Reproduce the entries in full, with no changes.

•••••

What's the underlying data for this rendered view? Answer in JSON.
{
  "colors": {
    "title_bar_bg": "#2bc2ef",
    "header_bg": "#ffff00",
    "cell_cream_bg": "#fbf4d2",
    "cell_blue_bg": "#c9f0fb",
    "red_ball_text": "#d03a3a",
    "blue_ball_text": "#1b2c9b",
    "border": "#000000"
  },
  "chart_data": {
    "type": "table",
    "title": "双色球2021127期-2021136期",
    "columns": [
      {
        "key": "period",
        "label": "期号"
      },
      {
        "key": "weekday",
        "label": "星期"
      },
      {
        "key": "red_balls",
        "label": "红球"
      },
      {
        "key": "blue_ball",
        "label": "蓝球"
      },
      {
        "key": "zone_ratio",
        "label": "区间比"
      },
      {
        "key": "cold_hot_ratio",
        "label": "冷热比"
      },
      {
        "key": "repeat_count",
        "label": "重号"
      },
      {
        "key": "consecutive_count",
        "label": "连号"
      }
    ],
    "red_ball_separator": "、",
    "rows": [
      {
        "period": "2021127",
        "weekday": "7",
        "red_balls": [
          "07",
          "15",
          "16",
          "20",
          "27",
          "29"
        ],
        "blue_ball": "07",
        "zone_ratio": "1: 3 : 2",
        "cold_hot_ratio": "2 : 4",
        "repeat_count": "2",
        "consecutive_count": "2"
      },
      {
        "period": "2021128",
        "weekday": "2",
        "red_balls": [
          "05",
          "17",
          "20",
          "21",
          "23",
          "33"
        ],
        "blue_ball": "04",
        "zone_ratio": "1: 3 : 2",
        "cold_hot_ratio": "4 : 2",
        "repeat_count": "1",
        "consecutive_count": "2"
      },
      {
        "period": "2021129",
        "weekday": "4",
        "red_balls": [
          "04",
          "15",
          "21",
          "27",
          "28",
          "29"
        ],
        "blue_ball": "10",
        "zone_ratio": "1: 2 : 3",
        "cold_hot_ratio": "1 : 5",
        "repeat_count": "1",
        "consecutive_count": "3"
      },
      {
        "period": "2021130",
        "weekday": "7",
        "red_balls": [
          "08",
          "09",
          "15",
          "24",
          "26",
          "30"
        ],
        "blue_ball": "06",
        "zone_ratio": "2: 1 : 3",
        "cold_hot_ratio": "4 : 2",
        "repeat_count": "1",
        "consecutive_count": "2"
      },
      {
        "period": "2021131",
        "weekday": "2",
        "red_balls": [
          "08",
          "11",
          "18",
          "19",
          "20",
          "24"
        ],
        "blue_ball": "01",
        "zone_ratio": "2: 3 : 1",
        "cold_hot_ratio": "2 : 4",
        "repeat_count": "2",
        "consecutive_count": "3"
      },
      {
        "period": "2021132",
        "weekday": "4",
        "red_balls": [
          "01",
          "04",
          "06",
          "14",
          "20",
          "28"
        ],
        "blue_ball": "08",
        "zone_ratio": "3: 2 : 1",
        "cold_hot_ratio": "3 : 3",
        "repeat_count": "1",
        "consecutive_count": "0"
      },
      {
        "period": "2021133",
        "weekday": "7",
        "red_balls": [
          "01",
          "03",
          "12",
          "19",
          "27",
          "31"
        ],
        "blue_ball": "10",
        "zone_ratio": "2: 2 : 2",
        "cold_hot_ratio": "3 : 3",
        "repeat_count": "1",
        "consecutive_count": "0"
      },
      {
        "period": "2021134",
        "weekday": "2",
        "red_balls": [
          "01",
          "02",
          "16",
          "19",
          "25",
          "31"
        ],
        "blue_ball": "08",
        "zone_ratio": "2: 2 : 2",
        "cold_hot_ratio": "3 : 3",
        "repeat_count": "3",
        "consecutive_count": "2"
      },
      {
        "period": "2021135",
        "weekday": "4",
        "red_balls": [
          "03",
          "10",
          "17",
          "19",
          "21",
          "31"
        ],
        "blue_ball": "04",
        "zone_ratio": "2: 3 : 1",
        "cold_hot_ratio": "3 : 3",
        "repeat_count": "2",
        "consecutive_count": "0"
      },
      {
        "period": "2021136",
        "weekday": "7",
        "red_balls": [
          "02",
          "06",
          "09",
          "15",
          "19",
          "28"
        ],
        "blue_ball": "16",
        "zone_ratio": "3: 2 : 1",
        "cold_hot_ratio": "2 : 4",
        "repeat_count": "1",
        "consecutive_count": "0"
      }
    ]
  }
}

•••••

EXERCISE SOLUTION:
What's the underlying data for this rendered view? Answer in JSON.
{
  "colors": {
    "title_bar_bg": "#2bc2ef",
    "header_bg": "#ffff00",
    "cell_cream_bg": "#fbf4d2",
    "cell_blue_bg": "#c9f0fb",
    "red_ball_text": "#d03a3a",
    "blue_ball_text": "#1b2c9b",
    "border": "#000000"
  },
  "chart_data": {
    "type": "table",
    "title": "双色球2021127期-2021136期",
    "columns": [
      {
        "key": "period",
        "label": "期号"
      },
      {
        "key": "weekday",
        "label": "星期"
      },
      {
        "key": "red_balls",
        "label": "红球"
      },
      {
        "key": "blue_ball",
        "label": "蓝球"
      },
      {
        "key": "zone_ratio",
        "label": "区间比"
      },
      {
        "key": "cold_hot_ratio",
        "label": "冷热比"
      },
      {
        "key": "repeat_count",
        "label": "重号"
      },
      {
        "key": "consecutive_count",
        "label": "连号"
      }
    ],
    "red_ball_separator": "、",
    "rows": [
      {
        "period": "2021127",
        "weekday": "7",
        "red_balls": [
          "07",
          "15",
          "16",
          "20",
          "27",
          "29"
        ],
        "blue_ball": "07",
        "zone_ratio": "1: 3 : 2",
        "cold_hot_ratio": "2 : 4",
        "repeat_count": "2",
        "consecutive_count": "2"
      },
      {
        "period": "2021128",
        "weekday": "2",
        "red_balls": [
          "05",
          "17",
          "20",
          "21",
          "23",
          "33"
        ],
        "blue_ball": "04",
        "zone_ratio": "1: 3 : 2",
        "cold_hot_ratio": "4 : 2",
        "repeat_count": "1",
        "consecutive_count": "2"
      },
      {
        "period": "2021129",
        "weekday": "4",
        "red_balls": [
          "04",
          "15",
          "21",
          "27",
          "28",
          "29"
        ],
        "blue_ball": "10",
        "zone_ratio": "1: 2 : 3",
        "cold_hot_ratio": "1 : 5",
        "repeat_count": "1",
        "consecutive_count": "3"
      },
      {
        "period": "2021130",
        "weekday": "7",
        "red_balls": [
          "08",
          "09",
          "15",
          "24",
          "26",
          "30"
        ],
        "blue_ball": "06",
        "zone_ratio": "2: 1 : 3",
        "cold_hot_ratio": "4 : 2",
        "repeat_count": "1",
        "consecutive_count": "2"
      },
      {
        "period": "2021131",
        "weekday": "2",
        "red_balls": [
          "08",
          "11",
          "18",
          "19",
          "20",
          "24"
        ],
        "blue_ball": "01",
        "zone_ratio": "2: 3 : 1",
        "cold_hot_ratio": "2 : 4",
        "repeat_count": "2",
        "consecutive_count": "3"
      },
      {
        "period": "2021132",
        "weekday": "4",
        "red_balls": [
          "01",
          "04",
          "06",
          "14",
          "20",
          "28"
        ],
        "blue_ball": "08",
        "zone_ratio": "3: 2 : 1",
        "cold_hot_ratio": "3 : 3",
        "repeat_count": "1",
        "consecutive_count": "0"
      },
      {
        "period": "2021133",
        "weekday": "7",
        "red_balls": [
          "01",
          "03",
          "12",
          "19",
          "27",
          "31"
        ],
        "blue_ball": "10",
        "zone_ratio": "2: 2 : 2",
        "cold_hot_ratio": "3 : 3",
        "repeat_count": "1",
        "consecutive_count": "0"
      },
      {
        "period": "2021134",
        "weekday": "2",
        "red_balls": [
          "01",
          "02",
          "16",
          "19",
          "25",
          "31"
        ],
        "blue_ball": "08",
        "zone_ratio": "2: 2 : 2",
        "cold_hot_ratio": "3 : 3",
        "repeat_count": "3",
        "consecutive_count": "2"
      },
      {
        "period": "2021135",
        "weekday": "4",
        "red_balls": [
          "03",
          "10",
          "17",
          "19",
          "21",
          "31"
        ],
        "blue_ball": "04",
        "zone_ratio": "2: 3 : 1",
        "cold_hot_ratio": "3 : 3",
        "repeat_count": "2",
        "consecutive_count": "0"
      },
      {
        "period": "2021136",
        "weekday": "7",
        "red_balls": [
          "02",
          "06",
          "09",
          "15",
          "19",
          "28"
        ],
        "blue_ball": "16",
        "zone_ratio": "3: 2 : 1",
        "cold_hot_ratio": "2 : 4",
        "repeat_count": "1",
        "consecutive_count": "0"
      }
    ]
  }
}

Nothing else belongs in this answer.